[Stored data]
........
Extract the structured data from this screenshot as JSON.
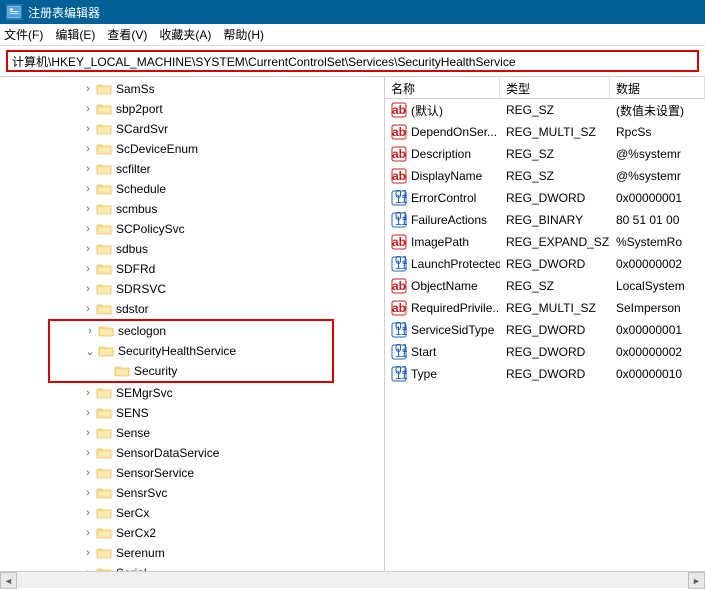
{
  "window": {
    "title": "注册表编辑器"
  },
  "menu": {
    "file": "文件(F)",
    "edit": "编辑(E)",
    "view": "查看(V)",
    "favorites": "收藏夹(A)",
    "help": "帮助(H)"
  },
  "addressbar": {
    "path": "计算机\\HKEY_LOCAL_MACHINE\\SYSTEM\\CurrentControlSet\\Services\\SecurityHealthService"
  },
  "tree": {
    "items": [
      {
        "label": "SamSs",
        "toggle": ">",
        "indent": 5
      },
      {
        "label": "sbp2port",
        "toggle": ">",
        "indent": 5
      },
      {
        "label": "SCardSvr",
        "toggle": ">",
        "indent": 5
      },
      {
        "label": "ScDeviceEnum",
        "toggle": ">",
        "indent": 5
      },
      {
        "label": "scfilter",
        "toggle": ">",
        "indent": 5
      },
      {
        "label": "Schedule",
        "toggle": ">",
        "indent": 5
      },
      {
        "label": "scmbus",
        "toggle": ">",
        "indent": 5
      },
      {
        "label": "SCPolicySvc",
        "toggle": ">",
        "indent": 5
      },
      {
        "label": "sdbus",
        "toggle": ">",
        "indent": 5
      },
      {
        "label": "SDFRd",
        "toggle": ">",
        "indent": 5
      },
      {
        "label": "SDRSVC",
        "toggle": ">",
        "indent": 5
      },
      {
        "label": "sdstor",
        "toggle": ">",
        "indent": 5
      }
    ],
    "highlighted": [
      {
        "label": "seclogon",
        "toggle": ">",
        "indent": 5
      },
      {
        "label": "SecurityHealthService",
        "toggle": "v",
        "indent": 5
      },
      {
        "label": "Security",
        "toggle": "",
        "indent": 6
      }
    ],
    "items_after": [
      {
        "label": "SEMgrSvc",
        "toggle": ">",
        "indent": 5
      },
      {
        "label": "SENS",
        "toggle": ">",
        "indent": 5
      },
      {
        "label": "Sense",
        "toggle": ">",
        "indent": 5
      },
      {
        "label": "SensorDataService",
        "toggle": ">",
        "indent": 5
      },
      {
        "label": "SensorService",
        "toggle": ">",
        "indent": 5
      },
      {
        "label": "SensrSvc",
        "toggle": ">",
        "indent": 5
      },
      {
        "label": "SerCx",
        "toggle": ">",
        "indent": 5
      },
      {
        "label": "SerCx2",
        "toggle": ">",
        "indent": 5
      },
      {
        "label": "Serenum",
        "toggle": ">",
        "indent": 5
      },
      {
        "label": "Serial",
        "toggle": ">",
        "indent": 5
      }
    ]
  },
  "list": {
    "headers": {
      "name": "名称",
      "type": "类型",
      "data": "数据"
    },
    "rows": [
      {
        "icon": "string",
        "name": "(默认)",
        "type": "REG_SZ",
        "data": "(数值未设置)"
      },
      {
        "icon": "string",
        "name": "DependOnSer...",
        "type": "REG_MULTI_SZ",
        "data": "RpcSs"
      },
      {
        "icon": "string",
        "name": "Description",
        "type": "REG_SZ",
        "data": "@%systemr"
      },
      {
        "icon": "string",
        "name": "DisplayName",
        "type": "REG_SZ",
        "data": "@%systemr"
      },
      {
        "icon": "binary",
        "name": "ErrorControl",
        "type": "REG_DWORD",
        "data": "0x00000001"
      },
      {
        "icon": "binary",
        "name": "FailureActions",
        "type": "REG_BINARY",
        "data": "80 51 01 00"
      },
      {
        "icon": "string",
        "name": "ImagePath",
        "type": "REG_EXPAND_SZ",
        "data": "%SystemRo"
      },
      {
        "icon": "binary",
        "name": "LaunchProtected",
        "type": "REG_DWORD",
        "data": "0x00000002"
      },
      {
        "icon": "string",
        "name": "ObjectName",
        "type": "REG_SZ",
        "data": "LocalSystem"
      },
      {
        "icon": "string",
        "name": "RequiredPrivile...",
        "type": "REG_MULTI_SZ",
        "data": "SeImperson"
      },
      {
        "icon": "binary",
        "name": "ServiceSidType",
        "type": "REG_DWORD",
        "data": "0x00000001"
      },
      {
        "icon": "binary",
        "name": "Start",
        "type": "REG_DWORD",
        "data": "0x00000002"
      },
      {
        "icon": "binary",
        "name": "Type",
        "type": "REG_DWORD",
        "data": "0x00000010"
      }
    ]
  }
}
........
- _Problem requirements_: Return every line of the records exactly as given, pictures excluded.

- _Written reply_:
Extract the structured data from this screenshot as JSON.
{
  "window": {
    "title": "注册表编辑器"
  },
  "menu": {
    "file": "文件(F)",
    "edit": "编辑(E)",
    "view": "查看(V)",
    "favorites": "收藏夹(A)",
    "help": "帮助(H)"
  },
  "addressbar": {
    "path": "计算机\\HKEY_LOCAL_MACHINE\\SYSTEM\\CurrentControlSet\\Services\\SecurityHealthService"
  },
  "tree": {
    "items": [
      {
        "label": "SamSs",
        "toggle": ">",
        "indent": 5
      },
      {
        "label": "sbp2port",
        "toggle": ">",
        "indent": 5
      },
      {
        "label": "SCardSvr",
        "toggle": ">",
        "indent": 5
      },
      {
        "label": "ScDeviceEnum",
        "toggle": ">",
        "indent": 5
      },
      {
        "label": "scfilter",
        "toggle": ">",
        "indent": 5
      },
      {
        "label": "Schedule",
        "toggle": ">",
        "indent": 5
      },
      {
        "label": "scmbus",
        "toggle": ">",
        "indent": 5
      },
      {
        "label": "SCPolicySvc",
        "toggle": ">",
        "indent": 5
      },
      {
        "label": "sdbus",
        "toggle": ">",
        "indent": 5
      },
      {
        "label": "SDFRd",
        "toggle": ">",
        "indent": 5
      },
      {
        "label": "SDRSVC",
        "toggle": ">",
        "indent": 5
      },
      {
        "label": "sdstor",
        "toggle": ">",
        "indent": 5
      }
    ],
    "highlighted": [
      {
        "label": "seclogon",
        "toggle": ">",
        "indent": 5
      },
      {
        "label": "SecurityHealthService",
        "toggle": "v",
        "indent": 5
      },
      {
        "label": "Security",
        "toggle": "",
        "indent": 6
      }
    ],
    "items_after": [
      {
        "label": "SEMgrSvc",
        "toggle": ">",
        "indent": 5
      },
      {
        "label": "SENS",
        "toggle": ">",
        "indent": 5
      },
      {
        "label": "Sense",
        "toggle": ">",
        "indent": 5
      },
      {
        "label": "SensorDataService",
        "toggle": ">",
        "indent": 5
      },
      {
        "label": "SensorService",
        "toggle": ">",
        "indent": 5
      },
      {
        "label": "SensrSvc",
        "toggle": ">",
        "indent": 5
      },
      {
        "label": "SerCx",
        "toggle": ">",
        "indent": 5
      },
      {
        "label": "SerCx2",
        "toggle": ">",
        "indent": 5
      },
      {
        "label": "Serenum",
        "toggle": ">",
        "indent": 5
      },
      {
        "label": "Serial",
        "toggle": ">",
        "indent": 5
      }
    ]
  },
  "list": {
    "headers": {
      "name": "名称",
      "type": "类型",
      "data": "数据"
    },
    "rows": [
      {
        "icon": "string",
        "name": "(默认)",
        "type": "REG_SZ",
        "data": "(数值未设置)"
      },
      {
        "icon": "string",
        "name": "DependOnSer...",
        "type": "REG_MULTI_SZ",
        "data": "RpcSs"
      },
      {
        "icon": "string",
        "name": "Description",
        "type": "REG_SZ",
        "data": "@%systemr"
      },
      {
        "icon": "string",
        "name": "DisplayName",
        "type": "REG_SZ",
        "data": "@%systemr"
      },
      {
        "icon": "binary",
        "name": "ErrorControl",
        "type": "REG_DWORD",
        "data": "0x00000001"
      },
      {
        "icon": "binary",
        "name": "FailureActions",
        "type": "REG_BINARY",
        "data": "80 51 01 00"
      },
      {
        "icon": "string",
        "name": "ImagePath",
        "type": "REG_EXPAND_SZ",
        "data": "%SystemRo"
      },
      {
        "icon": "binary",
        "name": "LaunchProtected",
        "type": "REG_DWORD",
        "data": "0x00000002"
      },
      {
        "icon": "string",
        "name": "ObjectName",
        "type": "REG_SZ",
        "data": "LocalSystem"
      },
      {
        "icon": "string",
        "name": "RequiredPrivile...",
        "type": "REG_MULTI_SZ",
        "data": "SeImperson"
      },
      {
        "icon": "binary",
        "name": "ServiceSidType",
        "type": "REG_DWORD",
        "data": "0x00000001"
      },
      {
        "icon": "binary",
        "name": "Start",
        "type": "REG_DWORD",
        "data": "0x00000002"
      },
      {
        "icon": "binary",
        "name": "Type",
        "type": "REG_DWORD",
        "data": "0x00000010"
      }
    ]
  }
}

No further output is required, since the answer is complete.